begin Data
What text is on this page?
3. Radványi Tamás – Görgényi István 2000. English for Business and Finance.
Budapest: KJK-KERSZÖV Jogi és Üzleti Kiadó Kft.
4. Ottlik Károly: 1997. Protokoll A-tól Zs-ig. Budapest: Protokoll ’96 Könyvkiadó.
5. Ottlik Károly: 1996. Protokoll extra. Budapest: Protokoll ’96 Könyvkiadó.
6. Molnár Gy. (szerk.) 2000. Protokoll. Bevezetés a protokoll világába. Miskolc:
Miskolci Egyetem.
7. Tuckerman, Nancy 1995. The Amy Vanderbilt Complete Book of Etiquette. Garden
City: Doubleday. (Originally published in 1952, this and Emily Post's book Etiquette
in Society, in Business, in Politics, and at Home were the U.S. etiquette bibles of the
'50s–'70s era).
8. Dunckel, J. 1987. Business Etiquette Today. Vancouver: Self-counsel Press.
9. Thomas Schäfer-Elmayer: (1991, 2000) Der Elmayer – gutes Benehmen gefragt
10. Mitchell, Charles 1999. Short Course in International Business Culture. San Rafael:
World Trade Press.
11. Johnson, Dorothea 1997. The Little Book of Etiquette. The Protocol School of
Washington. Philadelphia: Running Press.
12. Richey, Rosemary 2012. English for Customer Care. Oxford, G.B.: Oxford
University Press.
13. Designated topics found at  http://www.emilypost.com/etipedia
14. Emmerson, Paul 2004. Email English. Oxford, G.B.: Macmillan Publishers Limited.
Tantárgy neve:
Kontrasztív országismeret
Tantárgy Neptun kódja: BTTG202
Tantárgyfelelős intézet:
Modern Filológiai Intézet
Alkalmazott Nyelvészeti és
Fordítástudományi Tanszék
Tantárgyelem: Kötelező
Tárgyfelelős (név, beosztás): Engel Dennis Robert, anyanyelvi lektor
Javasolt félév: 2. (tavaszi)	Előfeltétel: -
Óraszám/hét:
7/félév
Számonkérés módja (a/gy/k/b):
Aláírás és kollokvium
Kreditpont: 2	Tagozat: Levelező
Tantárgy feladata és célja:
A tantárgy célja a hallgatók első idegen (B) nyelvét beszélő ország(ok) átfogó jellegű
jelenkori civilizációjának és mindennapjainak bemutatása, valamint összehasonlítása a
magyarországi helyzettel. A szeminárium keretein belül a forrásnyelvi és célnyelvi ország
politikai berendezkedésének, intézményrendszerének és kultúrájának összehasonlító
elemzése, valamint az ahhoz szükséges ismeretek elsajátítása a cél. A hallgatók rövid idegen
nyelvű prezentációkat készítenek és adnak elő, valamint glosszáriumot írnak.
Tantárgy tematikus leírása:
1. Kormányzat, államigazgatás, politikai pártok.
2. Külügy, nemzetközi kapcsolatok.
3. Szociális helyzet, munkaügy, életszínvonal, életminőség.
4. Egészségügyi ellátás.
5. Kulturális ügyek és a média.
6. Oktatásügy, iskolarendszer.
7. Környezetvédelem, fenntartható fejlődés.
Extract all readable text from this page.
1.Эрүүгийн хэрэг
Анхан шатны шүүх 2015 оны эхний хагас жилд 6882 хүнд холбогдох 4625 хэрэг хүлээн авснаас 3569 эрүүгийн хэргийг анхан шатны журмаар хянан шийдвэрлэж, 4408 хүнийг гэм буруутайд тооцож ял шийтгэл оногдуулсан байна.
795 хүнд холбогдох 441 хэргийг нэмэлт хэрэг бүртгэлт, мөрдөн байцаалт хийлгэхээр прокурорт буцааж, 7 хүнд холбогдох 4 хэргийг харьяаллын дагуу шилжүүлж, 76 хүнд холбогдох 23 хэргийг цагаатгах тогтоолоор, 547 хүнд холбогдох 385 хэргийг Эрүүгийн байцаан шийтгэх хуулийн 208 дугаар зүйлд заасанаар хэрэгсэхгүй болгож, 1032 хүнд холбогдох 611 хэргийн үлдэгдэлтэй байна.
end Data
Exercise directions.
Using the listing above, retype each line exactly.

Solution to this task.
What text is on this page?
3. Radványi Tamás – Görgényi István 2000. English for Business and Finance.
Budapest: KJK-KERSZÖV Jogi és Üzleti Kiadó Kft.
4. Ottlik Károly: 1997. Protokoll A-tól Zs-ig. Budapest: Protokoll ’96 Könyvkiadó.
5. Ottlik Károly: 1996. Protokoll extra. Budapest: Protokoll ’96 Könyvkiadó.
6. Molnár Gy. (szerk.) 2000. Protokoll. Bevezetés a protokoll világába. Miskolc:
Miskolci Egyetem.
7. Tuckerman, Nancy 1995. The Amy Vanderbilt Complete Book of Etiquette. Garden
City: Doubleday. (Originally published in 1952, this and Emily Post's book Etiquette
in Society, in Business, in Politics, and at Home were the U.S. etiquette bibles of the
'50s–'70s era).
8. Dunckel, J. 1987. Business Etiquette Today. Vancouver: Self-counsel Press.
9. Thomas Schäfer-Elmayer: (1991, 2000) Der Elmayer – gutes Benehmen gefragt
10. Mitchell, Charles 1999. Short Course in International Business Culture. San Rafael:
World Trade Press.
11. Johnson, Dorothea 1997. The Little Book of Etiquette. The Protocol School of
Washington. Philadelphia: Running Press.
12. Richey, Rosemary 2012. English for Customer Care. Oxford, G.B.: Oxford
University Press.
13. Designated topics found at  http://www.emilypost.com/etipedia
14. Emmerson, Paul 2004. Email English. Oxford, G.B.: Macmillan Publishers Limited.
Tantárgy neve:
Kontrasztív országismeret
Tantárgy Neptun kódja: BTTG202
Tantárgyfelelős intézet:
Modern Filológiai Intézet
Alkalmazott Nyelvészeti és
Fordítástudományi Tanszék
Tantárgyelem: Kötelező
Tárgyfelelős (név, beosztás): Engel Dennis Robert, anyanyelvi lektor
Javasolt félév: 2. (tavaszi)	Előfeltétel: -
Óraszám/hét:
7/félév
Számonkérés módja (a/gy/k/b):
Aláírás és kollokvium
Kreditpont: 2	Tagozat: Levelező
Tantárgy feladata és célja:
A tantárgy célja a hallgatók első idegen (B) nyelvét beszélő ország(ok) átfogó jellegű
jelenkori civilizációjának és mindennapjainak bemutatása, valamint összehasonlítása a
magyarországi helyzettel. A szeminárium keretein belül a forrásnyelvi és célnyelvi ország
politikai berendezkedésének, intézményrendszerének és kultúrájának összehasonlító
elemzése, valamint az ahhoz szükséges ismeretek elsajátítása a cél. A hallgatók rövid idegen
nyelvű prezentációkat készítenek és adnak elő, valamint glosszáriumot írnak.
Tantárgy tematikus leírása:
1. Kormányzat, államigazgatás, politikai pártok.
2. Külügy, nemzetközi kapcsolatok.
3. Szociális helyzet, munkaügy, életszínvonal, életminőség.
4. Egészségügyi ellátás.
5. Kulturális ügyek és a média.
6. Oktatásügy, iskolarendszer.
7. Környezetvédelem, fenntartható fejlődés.
Extract all readable text from this page.
1.Эрүүгийн хэрэг
Анхан шатны шүүх 2015 оны эхний хагас жилд 6882 хүнд холбогдох 4625 хэрэг хүлээн авснаас 3569 эрүүгийн хэргийг анхан шатны журмаар хянан шийдвэрлэж, 4408 хүнийг гэм буруутайд тооцож ял шийтгэл оногдуулсан байна.
795 хүнд холбогдох 441 хэргийг нэмэлт хэрэг бүртгэлт, мөрдөн байцаалт хийлгэхээр прокурорт буцааж, 7 хүнд холбогдох 4 хэргийг харьяаллын дагуу шилжүүлж, 76 хүнд холбогдох 23 хэргийг цагаатгах тогтоолоор, 547 хүнд холбогдох 385 хэргийг Эрүүгийн байцаан шийтгэх хуулийн 208 дугаар зүйлд заасанаар хэрэгсэхгүй болгож, 1032 хүнд холбогдох 611 хэргийн үлдэгдэлтэй байна.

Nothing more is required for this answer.